**GOAL**. Narrow the data below down to the lines containing "写在本试卷上无效".

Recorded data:
┄┄┄┄┄┄┄┄┄┄┄┄┄┄┄┄┄┄┄┄
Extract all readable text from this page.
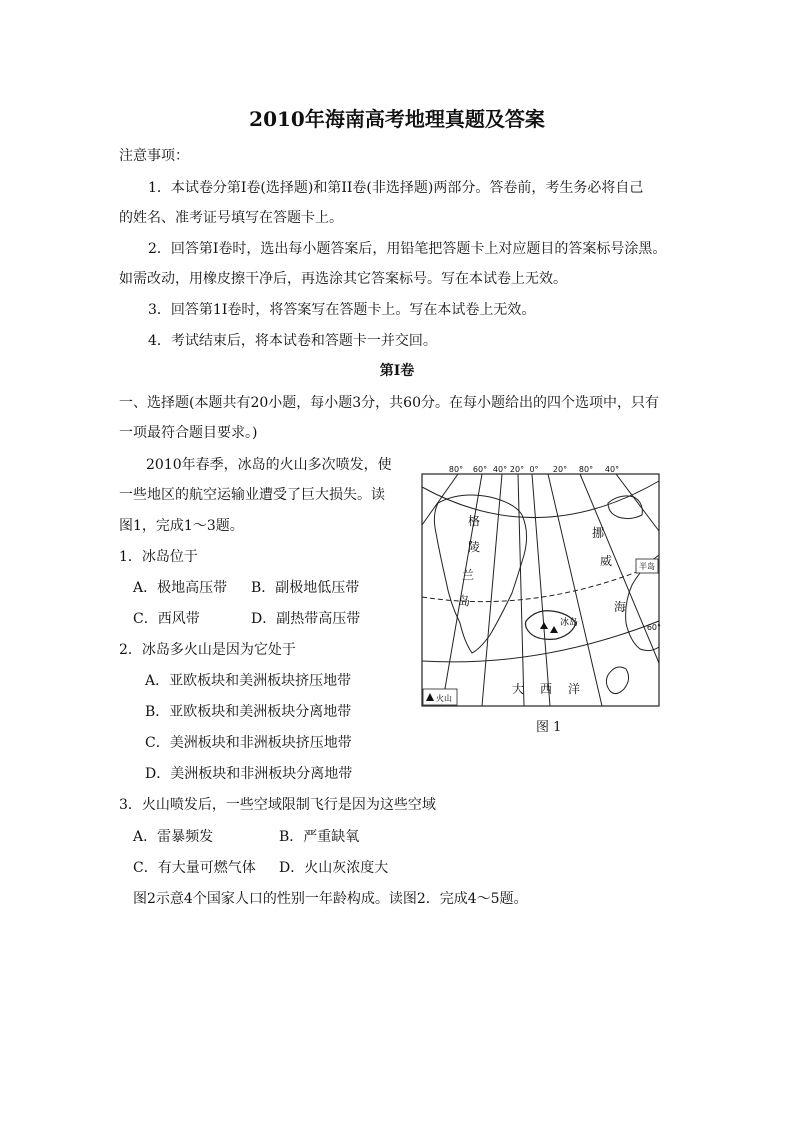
2010年海南高考地理真题及答案
注意事项：
1．本试卷分第Ⅰ卷(选择题)和第II卷(非选择题)两部分。答卷前，考生务必将自己
的姓名、准考证号填写在答题卡上。
2．回答第Ⅰ卷时，选出每小题答案后，用铅笔把答题卡上对应题目的答案标号涂黑。
如需改动，用橡皮擦干净后，再选涂其它答案标号。写在本试卷上无效。
3．回答第1I卷时，将答案写在答题卡上。写在本试卷上无效。
4．考试结束后，将本试卷和答题卡一并交回。
第Ⅰ卷
一、选择题(本题共有20小题，每小题3分，共60分。在每小题给出的四个选项中，只有
一项最符合题目要求。)
2010年春季，冰岛的火山多次喷发，使
一些地区的航空运输业遭受了巨大损失。读
图1，完成1～3题。
1．冰岛位于
A．极地高压带 B．副极地低压带
C．西风带	D．副热带高压带
2．冰岛多火山是因为它处于
A．亚欧板块和美洲板块挤压地带
B．亚欧板块和美洲板块分离地带
C．美洲板块和非洲板块挤压地带
D．美洲板块和非洲板块分离地带
3．火山喷发后，一些空域限制飞行是因为这些空域
A．雷暴频发	B．严重缺氧
C．有大量可燃气体 D．火山灰浓度大
图2示意4个国家人口的性别一年龄构成。读图2．完成4～5题。
半岛
80° 60° 40° 20° 0° 20°	40°
80°
60°
格
陵
兰
岛
挪
威
海
大 西 洋
冰岛
火山
图 1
┄┄┄┄┄┄┄┄┄┄┄┄┄┄┄┄┄┄┄┄
**TASK OUTPUT**.
如需改动，用橡皮擦干净后，再选涂其它答案标号。写在本试卷上无效。
3．回答第1I卷时，将答案写在答题卡上。写在本试卷上无效。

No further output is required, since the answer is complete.